The recent fame of Žižek astounds me, because I think French thinkers like Derrida, Deleuze (the last two admittedly recently dead, but that doesn't negate their significance), Marion, and Nancy (admittedly old guys, which may make them less appealing) as well as German philosophers such as Peter Sloterdijk), all of whom talk about religion and "theological" matters have a lot more to say on the topic. Žižek is a great entertainer, and someone whose captured the American academic "tonight show" circuit, but that doesn't mean he's got more depth. Rather less. Žižek decoded Lacan for theologians - I think that is his greatest contribution.
This blog is called "church and pomo." I would remind readers that as someone present at the creation of "postmodern theology" in the 1970s, and as one who along with people like Taylor birthed it and shaped it in its early stages, that the same issues were then up for grabs. In those days it was "assumed" that the only theology was Neo-Orthodox theology (unless you were some sort of sectarian fundamentalist who attended schools where they read anything except the Bible, anti-evolutionist tirades, and perhaps Francis Schaefer).
Because Neo-Orthodoxy by then had become so, well, uh, booorrring, anyone studying theology was looking for something more insightful and more engaging. Along came the death of God movement, and it drew a lot of attention, but it was perceived academically as more show than substance. Altizer actually became a serious thinker (and I would say a great Christian thinker) after this early days of fame. His later writings are much more interesting than what he wrote in the Sixties.
In the age of the late 1960s and early 70s social ferment, cultural revolution, and radicalism, Marx and Hegel were all the rage. If you read an old chestnut like Juergen Moltmann's THEOLOGY OF HOPE (which interestingly is much like Derrida's SPECTERS OF MARX without speaking Derridese), you can get a sense of all this. Then because the philosophical establishment was so boring because it was so densely and decadently analytical(how many books can you write about the relation/difference between "denotation" and "connotation"?), the new generation slowly turned to Continental philosophy, which was driven by the late Heidegger. Then Derrida came on the scene, and the rest is history.
Of course I would point out until Jack Caputo published PRAYERS AND TEARS in the late 1990s, most theologians of all kinds (even "radical ones") wouldn't touch Derrida. Taylor's writings during this period, which feature Derrida, are really far less about Derrida and more about Taylor's own sort of "neo-Hegelian" vision, which naturally has to consider the importance of everything. When I offered my first Derrida seminar in 1998 I could only scrape up two students, and they were in English and political theory. No theologians. Freakout. Now everybody wants to study Derrida. I thank Jack for that. And of course we have people talking about "deconstructive theology," though I'm not sure how Derridean it really is what they are talking about.

Element location records
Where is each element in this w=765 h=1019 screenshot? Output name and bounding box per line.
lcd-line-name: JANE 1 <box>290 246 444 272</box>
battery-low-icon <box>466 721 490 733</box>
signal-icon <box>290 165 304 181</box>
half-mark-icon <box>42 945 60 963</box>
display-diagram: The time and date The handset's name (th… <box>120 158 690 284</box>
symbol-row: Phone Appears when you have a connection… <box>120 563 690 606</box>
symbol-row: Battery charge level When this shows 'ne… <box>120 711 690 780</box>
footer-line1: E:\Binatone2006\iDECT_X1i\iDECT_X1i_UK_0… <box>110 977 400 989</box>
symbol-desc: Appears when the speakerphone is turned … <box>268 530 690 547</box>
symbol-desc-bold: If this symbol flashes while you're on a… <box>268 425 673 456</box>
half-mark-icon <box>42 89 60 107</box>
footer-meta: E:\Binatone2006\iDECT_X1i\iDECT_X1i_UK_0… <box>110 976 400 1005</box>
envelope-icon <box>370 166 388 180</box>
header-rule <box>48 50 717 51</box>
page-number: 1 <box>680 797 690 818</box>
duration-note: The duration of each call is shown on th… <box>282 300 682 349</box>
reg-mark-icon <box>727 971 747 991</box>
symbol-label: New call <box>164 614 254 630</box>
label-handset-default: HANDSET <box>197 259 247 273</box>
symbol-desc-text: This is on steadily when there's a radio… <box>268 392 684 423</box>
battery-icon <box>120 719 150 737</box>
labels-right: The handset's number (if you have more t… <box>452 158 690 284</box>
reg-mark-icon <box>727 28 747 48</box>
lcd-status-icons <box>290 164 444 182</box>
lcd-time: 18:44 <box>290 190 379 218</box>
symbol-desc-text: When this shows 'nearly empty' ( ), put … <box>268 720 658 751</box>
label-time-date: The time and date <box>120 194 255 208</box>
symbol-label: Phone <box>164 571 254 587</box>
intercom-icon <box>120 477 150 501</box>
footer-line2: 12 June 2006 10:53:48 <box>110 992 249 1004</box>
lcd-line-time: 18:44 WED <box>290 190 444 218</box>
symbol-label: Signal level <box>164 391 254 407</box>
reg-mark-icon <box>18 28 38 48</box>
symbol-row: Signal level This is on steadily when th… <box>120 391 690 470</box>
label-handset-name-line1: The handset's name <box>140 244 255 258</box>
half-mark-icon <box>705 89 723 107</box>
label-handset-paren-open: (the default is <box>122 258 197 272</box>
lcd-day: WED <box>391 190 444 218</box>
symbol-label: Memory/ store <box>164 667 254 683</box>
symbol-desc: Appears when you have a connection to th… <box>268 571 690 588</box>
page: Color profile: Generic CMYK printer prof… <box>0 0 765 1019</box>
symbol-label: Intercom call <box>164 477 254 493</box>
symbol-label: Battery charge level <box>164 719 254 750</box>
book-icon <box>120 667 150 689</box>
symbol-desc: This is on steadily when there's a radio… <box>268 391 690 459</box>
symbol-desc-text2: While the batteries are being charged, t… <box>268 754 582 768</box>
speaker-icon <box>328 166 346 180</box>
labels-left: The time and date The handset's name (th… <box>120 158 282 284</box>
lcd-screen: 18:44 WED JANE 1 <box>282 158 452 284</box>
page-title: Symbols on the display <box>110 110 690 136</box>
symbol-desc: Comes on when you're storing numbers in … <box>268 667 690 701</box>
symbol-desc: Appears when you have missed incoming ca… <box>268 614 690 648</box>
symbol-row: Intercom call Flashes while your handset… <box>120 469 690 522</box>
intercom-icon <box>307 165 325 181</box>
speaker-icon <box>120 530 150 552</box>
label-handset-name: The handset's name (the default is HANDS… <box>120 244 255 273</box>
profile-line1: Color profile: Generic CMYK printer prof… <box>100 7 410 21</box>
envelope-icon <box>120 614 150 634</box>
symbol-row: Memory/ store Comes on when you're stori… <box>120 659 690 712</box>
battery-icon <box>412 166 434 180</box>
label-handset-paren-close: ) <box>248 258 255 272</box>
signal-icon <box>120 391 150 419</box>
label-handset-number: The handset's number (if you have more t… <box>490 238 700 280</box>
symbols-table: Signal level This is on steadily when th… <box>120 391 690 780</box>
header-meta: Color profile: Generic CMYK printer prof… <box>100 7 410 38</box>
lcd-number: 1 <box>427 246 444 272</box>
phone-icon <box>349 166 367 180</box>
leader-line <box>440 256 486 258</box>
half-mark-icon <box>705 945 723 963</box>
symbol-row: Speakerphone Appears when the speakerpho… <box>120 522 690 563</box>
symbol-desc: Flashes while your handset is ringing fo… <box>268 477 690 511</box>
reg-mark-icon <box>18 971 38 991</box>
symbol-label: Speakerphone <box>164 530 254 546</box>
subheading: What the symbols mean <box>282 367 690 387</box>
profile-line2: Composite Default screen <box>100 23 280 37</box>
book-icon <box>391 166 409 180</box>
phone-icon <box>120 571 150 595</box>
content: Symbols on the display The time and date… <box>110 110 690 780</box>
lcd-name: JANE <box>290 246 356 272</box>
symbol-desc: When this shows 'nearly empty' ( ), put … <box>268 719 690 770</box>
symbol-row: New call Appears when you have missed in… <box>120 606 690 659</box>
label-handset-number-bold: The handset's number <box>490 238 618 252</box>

* **Task set**:
1. Can you reproduce, word for word, the part of the passage on postmodern theology that opens with the words containing "In the age of" and closes with "rest is history."?
2. How would this sentence from the passage on postmodern theology read in Spanish: "Then Derrida came on the scene, and the rest is history."

* **Solutions by task**:
1.
In the age of the late 1960s and early 70s social ferment, cultural revolution, and radicalism, Marx and Hegel were all the rage. If you read an old chestnut like Juergen Moltmann's THEOLOGY OF HOPE (which interestingly is much like Derrida's SPECTERS OF MARX without speaking Derridese), you can get a sense of all this. Then because the philosophical establishment was so boring because it was so densely and decadently analytical(how many books can you write about the relation/difference between "denotation" and "connotation"?), the new generation slowly turned to Continental philosophy, which was driven by the late Heidegger. Then Derrida came on the scene, and the rest is history.

2. Luego Derrida entró en escena, y el resto es historia.